### Written task
Repeat the records below exactly, leaving out every picture.

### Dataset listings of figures
────────────────────

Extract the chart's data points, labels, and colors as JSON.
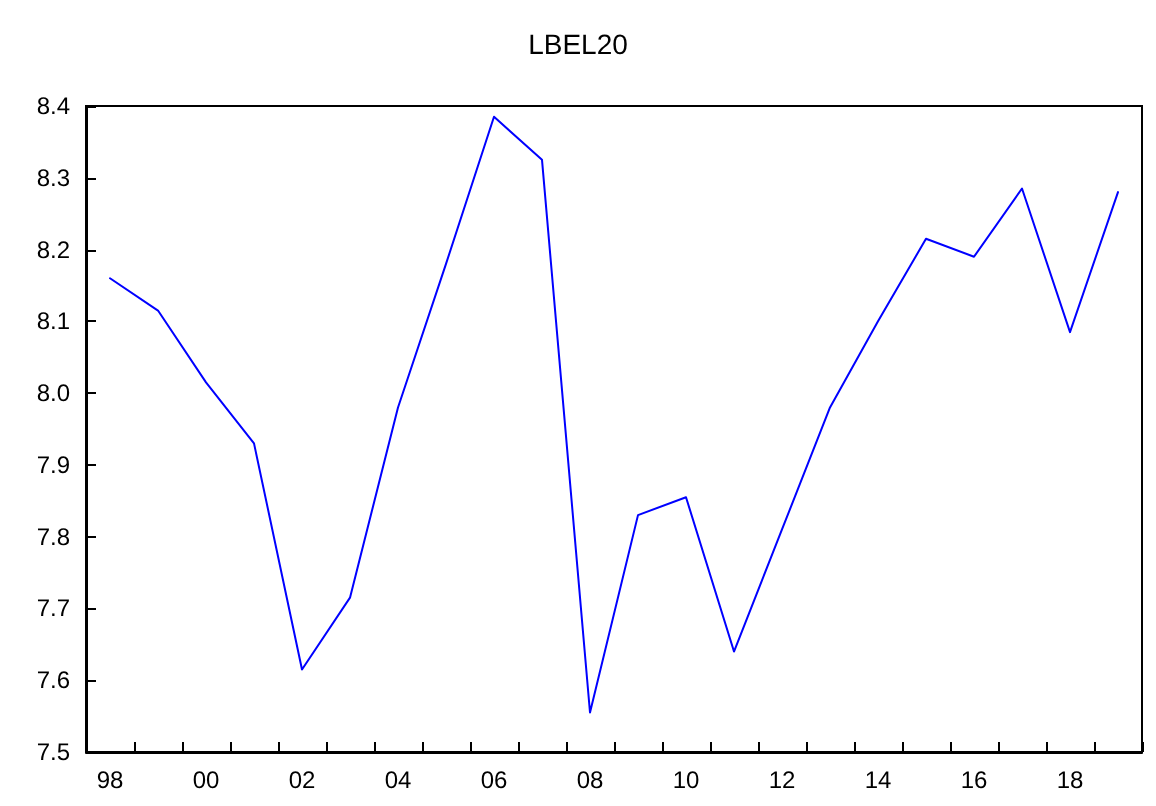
{
  "chart_data": {
    "type": "line",
    "title": "LBEL20",
    "categories": [
      "98",
      null,
      "00",
      null,
      "02",
      null,
      "04",
      null,
      "06",
      null,
      "08",
      null,
      "10",
      null,
      "12",
      null,
      "14",
      null,
      "16",
      null,
      "18",
      null
    ],
    "series": [
      {
        "color": "#0000ff",
        "values": [
          8.16,
          8.115,
          8.015,
          7.93,
          7.615,
          7.715,
          7.98,
          8.18,
          8.385,
          8.325,
          7.555,
          7.83,
          7.855,
          7.64,
          7.81,
          7.98,
          8.1,
          8.215,
          8.19,
          8.285,
          8.085,
          8.28
        ]
      }
    ],
    "ylim": [
      7.5,
      8.4
    ],
    "yticks": [
      7.5,
      7.6,
      7.7,
      7.8,
      7.9,
      {
        "value": 8,
        "label": "8.0"
      },
      8.1,
      8.2,
      8.3,
      8.4
    ],
    "grid": false,
    "marker": "none",
    "line_style": "solid"
  }
}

────────────────────

### Task output
Extract the chart's data points, labels, and colors as JSON.
{
  "chart_data": {
    "type": "line",
    "title": "LBEL20",
    "categories": [
      "98",
      null,
      "00",
      null,
      "02",
      null,
      "04",
      null,
      "06",
      null,
      "08",
      null,
      "10",
      null,
      "12",
      null,
      "14",
      null,
      "16",
      null,
      "18",
      null
    ],
    "series": [
      {
        "color": "#0000ff",
        "values": [
          8.16,
          8.115,
          8.015,
          7.93,
          7.615,
          7.715,
          7.98,
          8.18,
          8.385,
          8.325,
          7.555,
          7.83,
          7.855,
          7.64,
          7.81,
          7.98,
          8.1,
          8.215,
          8.19,
          8.285,
          8.085,
          8.28
        ]
      }
    ],
    "ylim": [
      7.5,
      8.4
    ],
    "yticks": [
      7.5,
      7.6,
      7.7,
      7.8,
      7.9,
      {
        "value": 8,
        "label": "8.0"
      },
      8.1,
      8.2,
      8.3,
      8.4
    ],
    "grid": false,
    "marker": "none",
    "line_style": "solid"
  }
}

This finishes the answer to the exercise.